_Provided text:_
■ ■ ■

The pressure cycles made efficient use of the foam components.
Where the sand pack contained 100% initial water saturation, a
strong foam began to form with the addition of only 0.1 PV
surfactant, at which time the saturation of gas was 11%. The gas
saturation increased to a maximum of about 82% with the injection
of 0.55 PV of surfactant (see FIG. 2). The passage of the strong
foam through the sand pack could be detected by both visual
observation and the increase in pressure at the monitoring
locations along the pack.
For the same mass injection rates, the gas saturation increased
much slower for the continuous-flow experiment. The gas saturation
was only 28% after 1 PV of surfactant was injected at which time
only a weak foam was formed. Strong foam was seen to propagate only
after about 5 PV of surfactant was injected.
FIGS. 3 and 4 show the results of pressure-cycle and
continuous-flow experiments in a sand pack initially saturated with
high viscosity refined oil (47 cps.) so that the pack contained
about 90% oil and 10% water. In such experiments, as in the case of
the absence of oil, the pressure cycles began to generate a strong
foam earlier than a continuous flow, earlier in terms of pore
volume of surfactant and gas injected. This can be seen from the
injection pressure graph of FIG. 3 (in which only the residual
pressures are plotted in the cycled case). Only about 0.8 PV of
surfactant injection was needed to generate a strong foam using
pressure cycles whereas about 5 PV were required for the continuous
flow. Again, the time to complete each pressure-buildup and
blowdown cycle increased with increasing gas saturation. The
completion of the initial cycles took about 6 minutes, with 0.025
PV liquid injected, while near the end of the experiment a complete
cycle took about 12 minutes, with 0.050 PV liquid injected.
FIG. 4 shows that the cycled pressure flow also recovered more oil
with less injected pore volumes of surfactant and gas than the
continuous flow. The difference was substantial. At 1 PV of
surfactant injected, the pressure cycling recovered 62% of the 90%
saturation of original oil in place whereas the continuous flow
recovered only 43%. At 2 PV of surfactant injected, the
corresponding recoveries were 87% and 47%. The difference became
97% versus 50% at 3 PV of surfactant injected.

■ ■ ■

_Brief:_
Render this sentence from the sand-pack foam text in Spanish: "For the same mass injection rates, the gas saturation increased much slower for the continuous-flow experiment."

_Dataset extract:_
■ ■ ■

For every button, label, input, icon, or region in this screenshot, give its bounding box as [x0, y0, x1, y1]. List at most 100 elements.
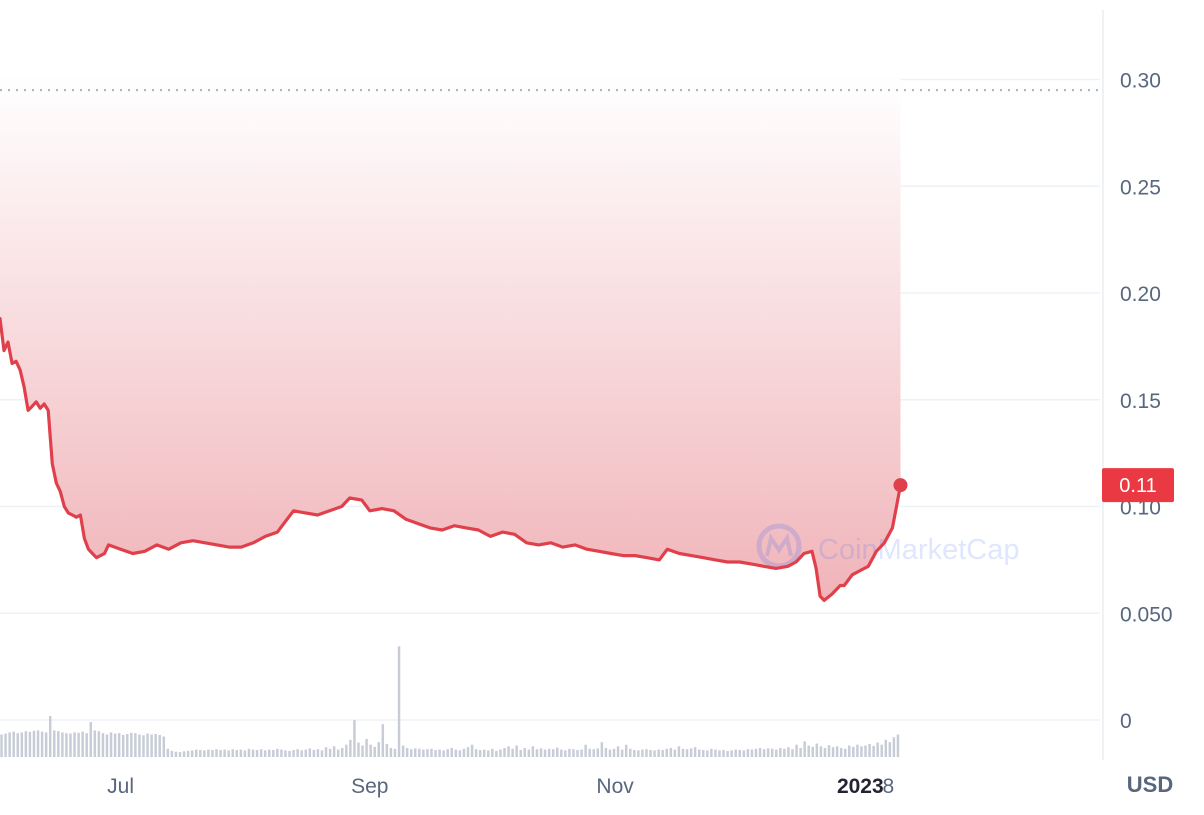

■ ■ ■

_Exercise answer:_
Para las mismas tasas de inyección másica, la saturación de gas aumentó mucho más lentamente en el experimento de flujo continuo.